* [EXERCISE DESCRIPTION] Gather, from the data below, each line in which the word "JSON" occurs.

** start DATASET **

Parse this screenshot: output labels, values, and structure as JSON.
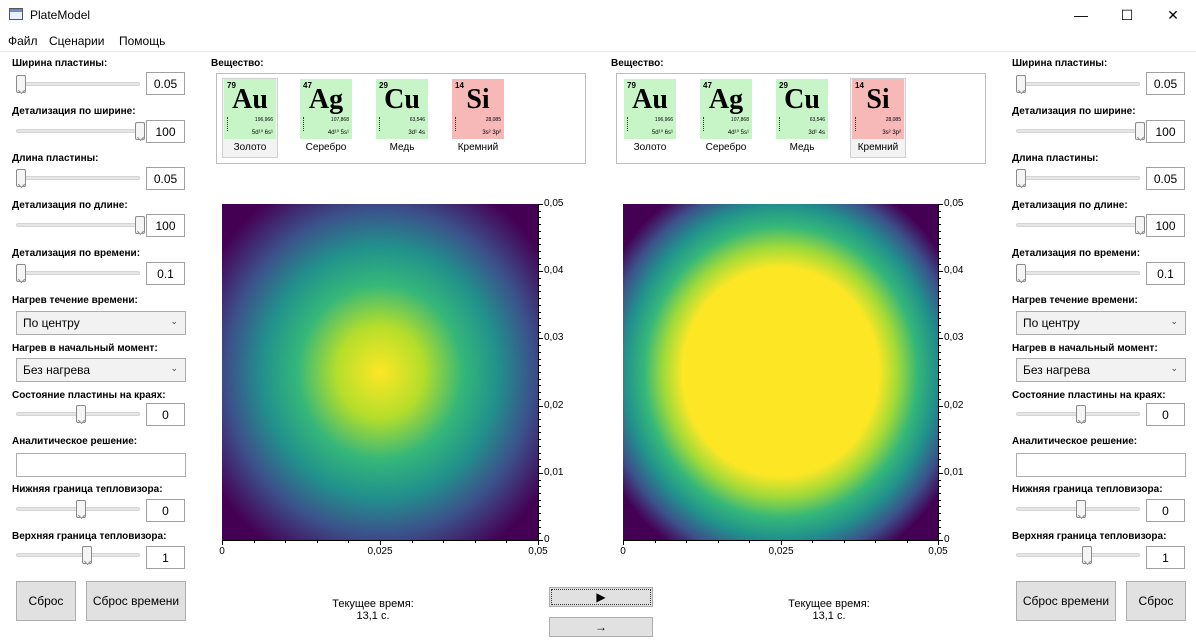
{
  "window": {
    "title": "PlateModel"
  },
  "menu": [
    "Файл",
    "Сценарии",
    "Помощь"
  ],
  "params": {
    "plate_width": "Ширина пластины:",
    "width_detail": "Детализация по ширине:",
    "plate_length": "Длина пластины:",
    "length_detail": "Детализация по длине:",
    "time_detail": "Детализация по времени:",
    "heat_over_time": "Нагрев течение времени:",
    "heat_initial": "Нагрев в начальный момент:",
    "edge_state": "Состояние пластины на краях:",
    "analytic": "Аналитическое решение:",
    "thermo_low": "Нижняя граница тепловизора:",
    "thermo_high": "Верхняя граница тепловизора:"
  },
  "left": {
    "plate_width": "0.05",
    "width_detail": "100",
    "plate_length": "0.05",
    "length_detail": "100",
    "time_detail": "0.1",
    "heat_over_time": "По центру",
    "heat_initial": "Без нагрева",
    "edge_state": "0",
    "thermo_low": "0",
    "thermo_high": "1",
    "reset_btn": "Сброс",
    "reset_time_btn": "Сброс времени"
  },
  "right": {
    "plate_width": "0.05",
    "width_detail": "100",
    "plate_length": "0.05",
    "length_detail": "100",
    "time_detail": "0.1",
    "heat_over_time": "По центру",
    "heat_initial": "Без нагрева",
    "edge_state": "0",
    "thermo_low": "0",
    "thermo_high": "1",
    "reset_btn": "Сброс",
    "reset_time_btn": "Сброс времени"
  },
  "substance_label": "Вещество:",
  "elements": [
    {
      "z": "79",
      "symbol": "Au",
      "mass": "196,966",
      "config": "5d¹⁰ 6s¹",
      "name": "Золото",
      "color": "#c8f5c8"
    },
    {
      "z": "47",
      "symbol": "Ag",
      "mass": "107,868",
      "config": "4d¹⁰ 5s¹",
      "name": "Серебро",
      "color": "#c8f5c8"
    },
    {
      "z": "29",
      "symbol": "Cu",
      "mass": "63,546",
      "config": "3d¹ 4s",
      "name": "Медь",
      "color": "#c8f5c8"
    },
    {
      "z": "14",
      "symbol": "Si",
      "mass": "28,085",
      "config": "3s² 3p²",
      "name": "Кремний",
      "color": "#f7b8b8"
    }
  ],
  "left_selected": "Au",
  "right_selected": "Si",
  "axes": {
    "x_ticks": [
      "0",
      "0,025",
      "0,05"
    ],
    "y_ticks": [
      "0,05",
      "0,04",
      "0,03",
      "0,02",
      "0,01",
      "0"
    ]
  },
  "time": {
    "label": "Текущее время:",
    "value": "13,1 с."
  },
  "controls": {
    "play": "▶",
    "step": "→"
  }
}
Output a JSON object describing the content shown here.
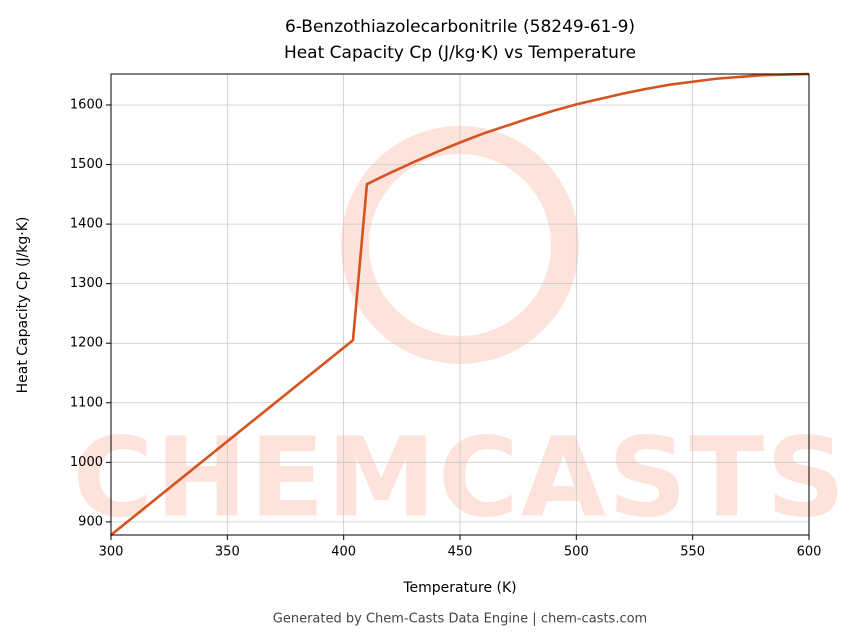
{
  "chart_data": {
    "type": "line",
    "title": [
      "6-Benzothiazolecarbonitrile (58249-61-9)",
      "Heat Capacity Cp (J/kg·K) vs Temperature"
    ],
    "x_label": "Temperature (K)",
    "y_label": "Heat Capacity Cp (J/kg·K)",
    "footer": "Generated by Chem-Casts Data Engine | chem-casts.com",
    "watermark": "CHEMCASTS",
    "x": [
      300,
      404,
      410,
      420,
      430,
      440,
      450,
      460,
      470,
      480,
      490,
      500,
      510,
      520,
      530,
      540,
      550,
      560,
      570,
      580,
      590,
      600
    ],
    "series": [
      {
        "name": "Cp",
        "color": "#d4531f",
        "values": [
          878,
          1205,
          1467,
          1486,
          1504,
          1521,
          1537,
          1552,
          1565,
          1578,
          1590,
          1601,
          1610,
          1619,
          1627,
          1634,
          1639,
          1644,
          1647,
          1650,
          1651,
          1652
        ]
      }
    ],
    "xlim": [
      300,
      600
    ],
    "ylim": [
      878,
      1652
    ],
    "xticks": [
      300,
      350,
      400,
      450,
      500,
      550,
      600
    ],
    "yticks": [
      900,
      1000,
      1100,
      1200,
      1300,
      1400,
      1500,
      1600
    ],
    "grid": true
  }
}
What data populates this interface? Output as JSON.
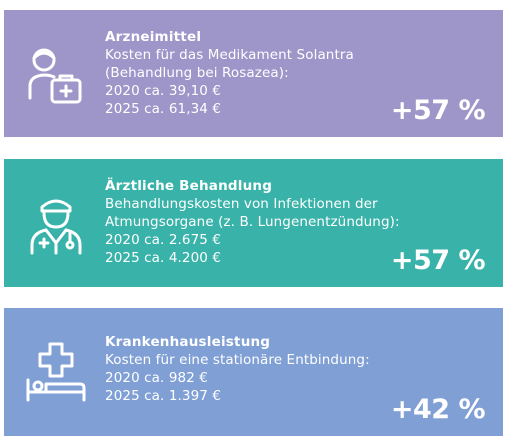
{
  "colors": {
    "card_1_bg": "#9e95c9",
    "card_2_bg": "#39b3a9",
    "card_3_bg": "#7f9fd5",
    "text": "#ffffff"
  },
  "cards": [
    {
      "icon": "doctor-medical-bag-icon",
      "title": "Arzneimittel",
      "lines": [
        "Kosten für das Medikament Solantra",
        "(Behandlung bei Rosazea):",
        "2020 ca. 39,10 €",
        "2025 ca. 61,34 €"
      ],
      "change": "+57 %"
    },
    {
      "icon": "physician-stethoscope-icon",
      "title": "Ärztliche Behandlung",
      "lines": [
        "Behandlungskosten von Infektionen der",
        "Atmungsorgane (z. B. Lungenentzündung):",
        "2020 ca. 2.675 €",
        "2025 ca. 4.200 €"
      ],
      "change": "+57 %"
    },
    {
      "icon": "hospital-bed-icon",
      "title": "Krankenhausleistung",
      "lines": [
        "Kosten für eine stationäre Entbindung:",
        "2020 ca.    982 €",
        "2025 ca. 1.397 €"
      ],
      "change": "+42 %"
    }
  ]
}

** end DATASET **

* [ANSWER FOR THIS EXERCISE]
Parse this screenshot: output labels, values, and structure as JSON.
Output a JSON object describing the content shown here.
What data populates this interface? Output as JSON.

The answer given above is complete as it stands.